[Dataset entries]
== == ==

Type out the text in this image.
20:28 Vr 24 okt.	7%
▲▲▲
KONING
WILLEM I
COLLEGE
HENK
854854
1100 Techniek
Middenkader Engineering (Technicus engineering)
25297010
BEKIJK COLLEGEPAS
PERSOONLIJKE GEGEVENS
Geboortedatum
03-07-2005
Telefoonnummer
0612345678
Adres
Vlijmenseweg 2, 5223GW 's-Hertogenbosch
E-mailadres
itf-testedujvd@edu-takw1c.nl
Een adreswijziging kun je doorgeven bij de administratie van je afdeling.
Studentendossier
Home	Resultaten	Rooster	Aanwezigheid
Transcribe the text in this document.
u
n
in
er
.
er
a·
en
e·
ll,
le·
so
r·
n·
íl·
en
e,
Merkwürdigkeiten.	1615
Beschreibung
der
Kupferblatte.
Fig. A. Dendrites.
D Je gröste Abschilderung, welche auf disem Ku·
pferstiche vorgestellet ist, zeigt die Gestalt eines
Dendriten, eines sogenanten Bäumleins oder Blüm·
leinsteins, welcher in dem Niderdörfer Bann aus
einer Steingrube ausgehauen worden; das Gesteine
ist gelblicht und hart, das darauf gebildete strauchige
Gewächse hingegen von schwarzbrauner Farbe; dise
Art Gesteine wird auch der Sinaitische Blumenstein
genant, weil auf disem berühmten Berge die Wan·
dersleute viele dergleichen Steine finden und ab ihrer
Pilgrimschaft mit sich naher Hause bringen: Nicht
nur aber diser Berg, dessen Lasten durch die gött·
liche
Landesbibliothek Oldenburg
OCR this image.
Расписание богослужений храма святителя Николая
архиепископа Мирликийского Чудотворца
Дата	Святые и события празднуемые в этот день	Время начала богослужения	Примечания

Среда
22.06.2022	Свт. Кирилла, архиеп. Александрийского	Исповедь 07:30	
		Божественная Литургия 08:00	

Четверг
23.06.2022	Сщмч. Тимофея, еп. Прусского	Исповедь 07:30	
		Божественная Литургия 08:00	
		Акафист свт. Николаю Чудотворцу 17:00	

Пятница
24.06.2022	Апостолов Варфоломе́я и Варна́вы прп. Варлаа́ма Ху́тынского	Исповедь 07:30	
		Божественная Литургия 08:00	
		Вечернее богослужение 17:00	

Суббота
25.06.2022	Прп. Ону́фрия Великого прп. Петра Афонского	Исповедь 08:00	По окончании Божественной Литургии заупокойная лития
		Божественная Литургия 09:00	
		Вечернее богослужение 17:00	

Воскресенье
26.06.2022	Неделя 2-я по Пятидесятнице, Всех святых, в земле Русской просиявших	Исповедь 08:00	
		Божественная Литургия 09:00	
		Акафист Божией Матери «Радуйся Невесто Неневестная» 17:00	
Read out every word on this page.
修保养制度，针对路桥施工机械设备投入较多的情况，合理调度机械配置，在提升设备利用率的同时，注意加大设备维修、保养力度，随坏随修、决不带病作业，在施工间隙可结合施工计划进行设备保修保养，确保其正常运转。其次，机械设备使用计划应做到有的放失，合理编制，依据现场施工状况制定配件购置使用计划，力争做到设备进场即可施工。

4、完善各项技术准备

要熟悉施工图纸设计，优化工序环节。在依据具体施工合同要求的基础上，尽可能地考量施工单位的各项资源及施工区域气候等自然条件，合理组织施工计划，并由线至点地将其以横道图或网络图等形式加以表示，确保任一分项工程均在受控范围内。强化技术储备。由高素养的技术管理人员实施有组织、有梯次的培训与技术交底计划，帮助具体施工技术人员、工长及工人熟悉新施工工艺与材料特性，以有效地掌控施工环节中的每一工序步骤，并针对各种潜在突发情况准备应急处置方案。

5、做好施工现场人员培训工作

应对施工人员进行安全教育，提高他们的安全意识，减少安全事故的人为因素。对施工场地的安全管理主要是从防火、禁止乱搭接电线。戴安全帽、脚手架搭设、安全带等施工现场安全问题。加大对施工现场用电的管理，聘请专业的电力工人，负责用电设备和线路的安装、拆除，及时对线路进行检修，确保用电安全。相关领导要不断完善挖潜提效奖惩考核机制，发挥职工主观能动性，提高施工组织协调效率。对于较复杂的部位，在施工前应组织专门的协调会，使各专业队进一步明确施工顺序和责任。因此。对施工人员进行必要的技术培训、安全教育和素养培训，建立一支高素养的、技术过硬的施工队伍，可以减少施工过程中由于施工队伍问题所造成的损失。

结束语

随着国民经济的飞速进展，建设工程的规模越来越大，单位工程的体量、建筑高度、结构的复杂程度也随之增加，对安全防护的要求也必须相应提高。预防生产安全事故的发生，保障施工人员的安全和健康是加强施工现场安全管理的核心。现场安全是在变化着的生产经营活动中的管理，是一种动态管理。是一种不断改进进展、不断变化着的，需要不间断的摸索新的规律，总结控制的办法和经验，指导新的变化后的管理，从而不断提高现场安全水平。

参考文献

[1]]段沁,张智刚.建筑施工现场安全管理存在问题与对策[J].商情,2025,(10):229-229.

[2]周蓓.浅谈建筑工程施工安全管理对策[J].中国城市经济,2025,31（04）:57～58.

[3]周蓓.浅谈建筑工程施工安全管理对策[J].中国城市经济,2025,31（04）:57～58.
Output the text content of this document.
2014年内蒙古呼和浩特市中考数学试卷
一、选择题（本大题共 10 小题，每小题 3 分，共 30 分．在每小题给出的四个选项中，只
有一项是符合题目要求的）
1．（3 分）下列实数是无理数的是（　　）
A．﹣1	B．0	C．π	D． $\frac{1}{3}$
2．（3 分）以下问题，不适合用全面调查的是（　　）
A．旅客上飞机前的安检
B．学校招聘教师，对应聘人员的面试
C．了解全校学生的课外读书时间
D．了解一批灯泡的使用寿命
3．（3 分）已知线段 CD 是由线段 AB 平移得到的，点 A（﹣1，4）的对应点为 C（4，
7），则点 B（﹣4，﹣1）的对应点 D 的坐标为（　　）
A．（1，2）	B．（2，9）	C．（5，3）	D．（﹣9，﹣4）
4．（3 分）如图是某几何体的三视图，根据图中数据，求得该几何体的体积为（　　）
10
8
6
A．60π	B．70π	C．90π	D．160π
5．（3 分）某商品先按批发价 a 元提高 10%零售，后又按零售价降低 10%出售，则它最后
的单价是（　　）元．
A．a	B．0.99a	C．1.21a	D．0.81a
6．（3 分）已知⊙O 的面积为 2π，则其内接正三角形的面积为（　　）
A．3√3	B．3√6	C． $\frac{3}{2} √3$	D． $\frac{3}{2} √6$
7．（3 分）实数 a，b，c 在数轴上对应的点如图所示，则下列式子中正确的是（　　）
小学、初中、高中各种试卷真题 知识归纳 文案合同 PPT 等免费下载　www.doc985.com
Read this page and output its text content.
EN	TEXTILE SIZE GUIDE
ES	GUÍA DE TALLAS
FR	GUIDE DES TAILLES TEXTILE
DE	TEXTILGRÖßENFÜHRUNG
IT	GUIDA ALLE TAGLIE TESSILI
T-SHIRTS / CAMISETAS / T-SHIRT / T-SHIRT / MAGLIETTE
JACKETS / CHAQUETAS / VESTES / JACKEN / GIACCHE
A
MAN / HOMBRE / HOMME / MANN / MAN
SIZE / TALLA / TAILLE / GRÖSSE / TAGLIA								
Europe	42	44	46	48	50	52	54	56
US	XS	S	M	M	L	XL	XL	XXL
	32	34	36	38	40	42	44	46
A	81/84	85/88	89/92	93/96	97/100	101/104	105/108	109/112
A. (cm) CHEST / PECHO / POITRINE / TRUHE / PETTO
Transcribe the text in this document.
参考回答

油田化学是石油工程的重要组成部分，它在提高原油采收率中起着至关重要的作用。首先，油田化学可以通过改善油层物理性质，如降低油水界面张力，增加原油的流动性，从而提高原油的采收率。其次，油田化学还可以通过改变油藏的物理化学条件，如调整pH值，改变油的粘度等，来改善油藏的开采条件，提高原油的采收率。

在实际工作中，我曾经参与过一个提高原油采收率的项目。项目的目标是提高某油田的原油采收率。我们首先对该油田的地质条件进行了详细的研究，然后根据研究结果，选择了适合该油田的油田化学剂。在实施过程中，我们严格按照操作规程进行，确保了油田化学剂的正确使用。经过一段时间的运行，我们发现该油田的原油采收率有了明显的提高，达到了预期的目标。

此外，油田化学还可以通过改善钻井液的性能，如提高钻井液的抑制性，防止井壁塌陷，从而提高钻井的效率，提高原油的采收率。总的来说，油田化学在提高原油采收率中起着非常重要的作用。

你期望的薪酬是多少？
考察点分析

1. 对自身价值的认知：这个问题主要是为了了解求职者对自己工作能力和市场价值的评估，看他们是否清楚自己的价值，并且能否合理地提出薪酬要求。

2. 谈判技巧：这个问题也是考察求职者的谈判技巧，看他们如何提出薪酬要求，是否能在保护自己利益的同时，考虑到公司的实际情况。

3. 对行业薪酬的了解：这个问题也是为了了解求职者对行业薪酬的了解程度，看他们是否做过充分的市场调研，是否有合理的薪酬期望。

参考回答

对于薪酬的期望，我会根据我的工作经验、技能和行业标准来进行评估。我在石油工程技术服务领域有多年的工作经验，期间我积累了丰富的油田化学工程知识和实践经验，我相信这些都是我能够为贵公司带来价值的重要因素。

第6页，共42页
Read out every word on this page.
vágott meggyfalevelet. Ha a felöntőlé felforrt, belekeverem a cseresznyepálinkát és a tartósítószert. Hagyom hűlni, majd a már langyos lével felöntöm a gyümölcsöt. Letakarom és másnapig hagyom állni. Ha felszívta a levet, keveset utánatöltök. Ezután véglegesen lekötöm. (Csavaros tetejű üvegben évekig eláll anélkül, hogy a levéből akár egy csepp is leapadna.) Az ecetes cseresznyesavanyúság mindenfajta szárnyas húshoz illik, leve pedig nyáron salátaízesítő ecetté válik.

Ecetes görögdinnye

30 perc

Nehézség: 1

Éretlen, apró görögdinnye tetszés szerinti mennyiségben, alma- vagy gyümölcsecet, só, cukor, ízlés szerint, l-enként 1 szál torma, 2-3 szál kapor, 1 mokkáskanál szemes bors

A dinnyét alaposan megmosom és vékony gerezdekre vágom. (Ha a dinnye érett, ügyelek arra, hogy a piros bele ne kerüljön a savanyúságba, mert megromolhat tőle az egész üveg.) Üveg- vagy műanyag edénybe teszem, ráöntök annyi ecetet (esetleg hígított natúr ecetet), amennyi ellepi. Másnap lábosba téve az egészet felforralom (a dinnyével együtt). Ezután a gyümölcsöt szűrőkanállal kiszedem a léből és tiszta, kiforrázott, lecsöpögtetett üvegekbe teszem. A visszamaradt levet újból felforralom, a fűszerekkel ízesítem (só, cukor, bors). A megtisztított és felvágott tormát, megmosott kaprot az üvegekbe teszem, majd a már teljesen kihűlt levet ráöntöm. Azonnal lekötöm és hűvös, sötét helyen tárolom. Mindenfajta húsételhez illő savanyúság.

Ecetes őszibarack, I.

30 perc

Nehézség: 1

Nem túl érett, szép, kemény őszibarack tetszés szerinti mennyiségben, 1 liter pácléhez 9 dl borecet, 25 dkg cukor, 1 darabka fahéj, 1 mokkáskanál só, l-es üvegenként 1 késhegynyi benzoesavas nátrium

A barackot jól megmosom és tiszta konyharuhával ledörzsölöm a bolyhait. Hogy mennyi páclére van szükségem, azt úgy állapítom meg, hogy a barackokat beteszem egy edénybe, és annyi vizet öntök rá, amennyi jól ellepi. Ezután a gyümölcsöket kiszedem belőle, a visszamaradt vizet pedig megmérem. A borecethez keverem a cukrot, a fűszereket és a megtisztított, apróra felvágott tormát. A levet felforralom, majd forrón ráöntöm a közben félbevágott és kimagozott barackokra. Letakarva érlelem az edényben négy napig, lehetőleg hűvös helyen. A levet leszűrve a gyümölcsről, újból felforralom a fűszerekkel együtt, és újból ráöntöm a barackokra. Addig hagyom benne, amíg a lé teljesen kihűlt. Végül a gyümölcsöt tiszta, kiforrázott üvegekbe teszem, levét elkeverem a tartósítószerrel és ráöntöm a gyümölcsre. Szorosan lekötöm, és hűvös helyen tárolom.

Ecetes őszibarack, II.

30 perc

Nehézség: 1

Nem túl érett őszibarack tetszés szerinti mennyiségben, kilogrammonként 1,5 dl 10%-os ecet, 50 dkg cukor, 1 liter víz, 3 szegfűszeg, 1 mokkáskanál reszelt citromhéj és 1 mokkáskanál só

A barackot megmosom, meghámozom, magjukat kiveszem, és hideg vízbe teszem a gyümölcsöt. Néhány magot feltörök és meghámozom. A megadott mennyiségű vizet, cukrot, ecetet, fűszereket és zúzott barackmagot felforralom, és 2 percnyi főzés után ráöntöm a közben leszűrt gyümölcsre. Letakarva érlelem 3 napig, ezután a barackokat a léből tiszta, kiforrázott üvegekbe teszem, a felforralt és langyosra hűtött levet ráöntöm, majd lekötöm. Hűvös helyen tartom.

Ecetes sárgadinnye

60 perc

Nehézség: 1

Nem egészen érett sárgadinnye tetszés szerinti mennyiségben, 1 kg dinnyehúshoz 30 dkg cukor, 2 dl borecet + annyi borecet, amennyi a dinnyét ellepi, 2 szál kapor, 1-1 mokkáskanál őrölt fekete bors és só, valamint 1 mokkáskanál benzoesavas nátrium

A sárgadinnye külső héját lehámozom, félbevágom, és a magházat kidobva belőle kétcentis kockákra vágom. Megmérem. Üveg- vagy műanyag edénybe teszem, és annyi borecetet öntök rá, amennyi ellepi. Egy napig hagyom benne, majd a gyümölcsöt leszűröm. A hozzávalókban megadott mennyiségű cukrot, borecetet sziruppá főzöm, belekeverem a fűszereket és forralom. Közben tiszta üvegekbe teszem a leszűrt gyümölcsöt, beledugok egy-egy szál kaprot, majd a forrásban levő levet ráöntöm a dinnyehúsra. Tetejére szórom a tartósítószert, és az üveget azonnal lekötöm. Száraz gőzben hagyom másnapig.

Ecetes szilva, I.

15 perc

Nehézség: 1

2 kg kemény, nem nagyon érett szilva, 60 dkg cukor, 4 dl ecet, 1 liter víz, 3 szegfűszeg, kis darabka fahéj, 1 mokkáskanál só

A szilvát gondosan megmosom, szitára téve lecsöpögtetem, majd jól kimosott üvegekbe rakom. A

== == ==

• **GOAL**
From the listing above, copy every line that holds the string "fahéj".

• **WRITTEN RESPONSE**
Nem túl érett, szép, kemény őszibarack tetszés szerinti mennyiségben, 1 liter pácléhez 9 dl borecet, 25 dkg cukor, 1 darabka fahéj, 1 mokkáskanál só, l-es üvegenként 1 késhegynyi benzoesavas nátrium
2 kg kemény, nem nagyon érett szilva, 60 dkg cukor, 4 dl ecet, 1 liter víz, 3 szegfűszeg, kis darabka fahéj, 1 mokkáskanál só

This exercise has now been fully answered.